Information shown:
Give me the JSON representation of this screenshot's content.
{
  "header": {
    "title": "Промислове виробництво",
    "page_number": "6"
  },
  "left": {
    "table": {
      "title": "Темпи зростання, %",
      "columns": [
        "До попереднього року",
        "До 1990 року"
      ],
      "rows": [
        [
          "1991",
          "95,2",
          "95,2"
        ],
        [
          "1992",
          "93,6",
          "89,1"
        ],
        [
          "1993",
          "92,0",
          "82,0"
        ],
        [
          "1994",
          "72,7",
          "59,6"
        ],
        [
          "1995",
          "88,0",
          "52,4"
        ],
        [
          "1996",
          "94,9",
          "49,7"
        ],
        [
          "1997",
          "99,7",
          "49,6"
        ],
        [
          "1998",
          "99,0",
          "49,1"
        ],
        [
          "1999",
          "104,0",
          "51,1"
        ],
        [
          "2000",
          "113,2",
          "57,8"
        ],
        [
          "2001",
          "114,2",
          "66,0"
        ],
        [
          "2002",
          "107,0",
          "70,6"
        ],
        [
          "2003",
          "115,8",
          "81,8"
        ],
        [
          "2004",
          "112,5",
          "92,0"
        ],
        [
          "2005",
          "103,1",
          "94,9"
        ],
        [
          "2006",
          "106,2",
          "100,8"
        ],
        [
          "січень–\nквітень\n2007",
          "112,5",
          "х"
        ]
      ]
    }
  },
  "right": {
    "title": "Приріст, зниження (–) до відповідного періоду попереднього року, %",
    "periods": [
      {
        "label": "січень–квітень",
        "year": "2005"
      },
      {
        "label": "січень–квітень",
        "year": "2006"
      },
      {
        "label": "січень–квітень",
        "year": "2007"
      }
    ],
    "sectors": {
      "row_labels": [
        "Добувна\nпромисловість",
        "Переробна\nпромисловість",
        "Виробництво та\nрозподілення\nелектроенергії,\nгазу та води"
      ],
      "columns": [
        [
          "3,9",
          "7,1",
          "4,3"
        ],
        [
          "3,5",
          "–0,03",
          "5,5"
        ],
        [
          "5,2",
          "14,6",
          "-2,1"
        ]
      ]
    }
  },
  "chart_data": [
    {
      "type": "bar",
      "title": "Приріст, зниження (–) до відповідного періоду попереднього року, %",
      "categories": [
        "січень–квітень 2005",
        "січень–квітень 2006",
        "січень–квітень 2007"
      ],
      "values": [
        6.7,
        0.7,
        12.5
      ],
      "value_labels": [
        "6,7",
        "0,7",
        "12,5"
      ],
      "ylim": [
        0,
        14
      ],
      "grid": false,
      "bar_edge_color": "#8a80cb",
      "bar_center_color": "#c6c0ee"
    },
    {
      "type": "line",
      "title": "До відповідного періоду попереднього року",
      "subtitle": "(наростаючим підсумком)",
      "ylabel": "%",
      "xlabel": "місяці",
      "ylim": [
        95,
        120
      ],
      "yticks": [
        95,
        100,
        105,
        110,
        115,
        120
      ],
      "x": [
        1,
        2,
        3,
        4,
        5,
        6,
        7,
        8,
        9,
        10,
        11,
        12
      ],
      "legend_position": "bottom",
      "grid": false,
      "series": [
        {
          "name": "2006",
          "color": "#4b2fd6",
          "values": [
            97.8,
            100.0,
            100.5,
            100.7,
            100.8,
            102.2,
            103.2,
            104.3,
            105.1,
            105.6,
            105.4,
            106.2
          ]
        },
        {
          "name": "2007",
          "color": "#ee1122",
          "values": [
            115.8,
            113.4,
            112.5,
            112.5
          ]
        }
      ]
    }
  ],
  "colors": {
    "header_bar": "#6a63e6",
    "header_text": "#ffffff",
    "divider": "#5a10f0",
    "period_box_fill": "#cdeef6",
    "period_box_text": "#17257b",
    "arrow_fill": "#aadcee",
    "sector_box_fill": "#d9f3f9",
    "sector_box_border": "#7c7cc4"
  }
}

Given request:
Set down every record above exactly as given.

Exercise result:
Give me the JSON representation of this screenshot's content.
{
  "header": {
    "title": "Промислове виробництво",
    "page_number": "6"
  },
  "left": {
    "table": {
      "title": "Темпи зростання, %",
      "columns": [
        "До попереднього року",
        "До 1990 року"
      ],
      "rows": [
        [
          "1991",
          "95,2",
          "95,2"
        ],
        [
          "1992",
          "93,6",
          "89,1"
        ],
        [
          "1993",
          "92,0",
          "82,0"
        ],
        [
          "1994",
          "72,7",
          "59,6"
        ],
        [
          "1995",
          "88,0",
          "52,4"
        ],
        [
          "1996",
          "94,9",
          "49,7"
        ],
        [
          "1997",
          "99,7",
          "49,6"
        ],
        [
          "1998",
          "99,0",
          "49,1"
        ],
        [
          "1999",
          "104,0",
          "51,1"
        ],
        [
          "2000",
          "113,2",
          "57,8"
        ],
        [
          "2001",
          "114,2",
          "66,0"
        ],
        [
          "2002",
          "107,0",
          "70,6"
        ],
        [
          "2003",
          "115,8",
          "81,8"
        ],
        [
          "2004",
          "112,5",
          "92,0"
        ],
        [
          "2005",
          "103,1",
          "94,9"
        ],
        [
          "2006",
          "106,2",
          "100,8"
        ],
        [
          "січень–\nквітень\n2007",
          "112,5",
          "х"
        ]
      ]
    }
  },
  "right": {
    "title": "Приріст, зниження (–) до відповідного періоду попереднього року, %",
    "periods": [
      {
        "label": "січень–квітень",
        "year": "2005"
      },
      {
        "label": "січень–квітень",
        "year": "2006"
      },
      {
        "label": "січень–квітень",
        "year": "2007"
      }
    ],
    "sectors": {
      "row_labels": [
        "Добувна\nпромисловість",
        "Переробна\nпромисловість",
        "Виробництво та\nрозподілення\nелектроенергії,\nгазу та води"
      ],
      "columns": [
        [
          "3,9",
          "7,1",
          "4,3"
        ],
        [
          "3,5",
          "–0,03",
          "5,5"
        ],
        [
          "5,2",
          "14,6",
          "-2,1"
        ]
      ]
    }
  },
  "chart_data": [
    {
      "type": "bar",
      "title": "Приріст, зниження (–) до відповідного періоду попереднього року, %",
      "categories": [
        "січень–квітень 2005",
        "січень–квітень 2006",
        "січень–квітень 2007"
      ],
      "values": [
        6.7,
        0.7,
        12.5
      ],
      "value_labels": [
        "6,7",
        "0,7",
        "12,5"
      ],
      "ylim": [
        0,
        14
      ],
      "grid": false,
      "bar_edge_color": "#8a80cb",
      "bar_center_color": "#c6c0ee"
    },
    {
      "type": "line",
      "title": "До відповідного періоду попереднього року",
      "subtitle": "(наростаючим підсумком)",
      "ylabel": "%",
      "xlabel": "місяці",
      "ylim": [
        95,
        120
      ],
      "yticks": [
        95,
        100,
        105,
        110,
        115,
        120
      ],
      "x": [
        1,
        2,
        3,
        4,
        5,
        6,
        7,
        8,
        9,
        10,
        11,
        12
      ],
      "legend_position": "bottom",
      "grid": false,
      "series": [
        {
          "name": "2006",
          "color": "#4b2fd6",
          "values": [
            97.8,
            100.0,
            100.5,
            100.7,
            100.8,
            102.2,
            103.2,
            104.3,
            105.1,
            105.6,
            105.4,
            106.2
          ]
        },
        {
          "name": "2007",
          "color": "#ee1122",
          "values": [
            115.8,
            113.4,
            112.5,
            112.5
          ]
        }
      ]
    }
  ],
  "colors": {
    "header_bar": "#6a63e6",
    "header_text": "#ffffff",
    "divider": "#5a10f0",
    "period_box_fill": "#cdeef6",
    "period_box_text": "#17257b",
    "arrow_fill": "#aadcee",
    "sector_box_fill": "#d9f3f9",
    "sector_box_border": "#7c7cc4"
  }
}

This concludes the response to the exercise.